• [EXERCISE OBJECTIVE] Your task is to copy each line that has the word "JSON".

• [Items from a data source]
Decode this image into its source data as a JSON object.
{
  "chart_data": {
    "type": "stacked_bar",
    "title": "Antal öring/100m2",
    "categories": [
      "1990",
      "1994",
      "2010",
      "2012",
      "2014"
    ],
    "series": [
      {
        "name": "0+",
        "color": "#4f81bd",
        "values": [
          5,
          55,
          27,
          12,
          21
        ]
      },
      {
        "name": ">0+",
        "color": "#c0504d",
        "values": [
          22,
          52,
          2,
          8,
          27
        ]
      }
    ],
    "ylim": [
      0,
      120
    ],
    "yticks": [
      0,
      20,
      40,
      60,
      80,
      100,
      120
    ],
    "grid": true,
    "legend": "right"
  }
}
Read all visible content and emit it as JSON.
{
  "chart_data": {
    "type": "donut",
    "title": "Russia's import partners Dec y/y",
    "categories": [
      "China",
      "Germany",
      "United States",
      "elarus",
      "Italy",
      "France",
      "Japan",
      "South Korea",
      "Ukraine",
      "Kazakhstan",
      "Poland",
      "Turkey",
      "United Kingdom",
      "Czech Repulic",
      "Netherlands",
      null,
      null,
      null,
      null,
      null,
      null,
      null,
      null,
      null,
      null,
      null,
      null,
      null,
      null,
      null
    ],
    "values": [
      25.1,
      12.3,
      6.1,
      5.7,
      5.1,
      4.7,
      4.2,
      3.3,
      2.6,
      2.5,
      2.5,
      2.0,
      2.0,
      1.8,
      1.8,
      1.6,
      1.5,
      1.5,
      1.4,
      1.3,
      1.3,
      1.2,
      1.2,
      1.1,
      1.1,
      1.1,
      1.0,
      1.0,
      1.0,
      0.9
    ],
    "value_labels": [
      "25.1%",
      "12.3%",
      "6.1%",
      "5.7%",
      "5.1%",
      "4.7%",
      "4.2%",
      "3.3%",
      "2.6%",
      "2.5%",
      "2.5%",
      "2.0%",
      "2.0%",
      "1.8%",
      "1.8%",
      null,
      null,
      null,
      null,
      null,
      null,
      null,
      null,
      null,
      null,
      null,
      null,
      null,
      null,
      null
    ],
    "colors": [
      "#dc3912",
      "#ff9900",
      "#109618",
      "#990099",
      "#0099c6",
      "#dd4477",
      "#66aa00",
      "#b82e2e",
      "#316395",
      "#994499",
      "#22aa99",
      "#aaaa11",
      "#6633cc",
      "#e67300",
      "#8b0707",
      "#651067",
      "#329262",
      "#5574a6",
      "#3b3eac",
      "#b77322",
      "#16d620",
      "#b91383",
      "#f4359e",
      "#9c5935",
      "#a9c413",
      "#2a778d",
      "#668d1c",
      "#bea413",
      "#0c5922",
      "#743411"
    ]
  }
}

• [ANSWER FOR THIS EXERCISE]
Decode this image into its source data as a JSON object.
Read all visible content and emit it as JSON.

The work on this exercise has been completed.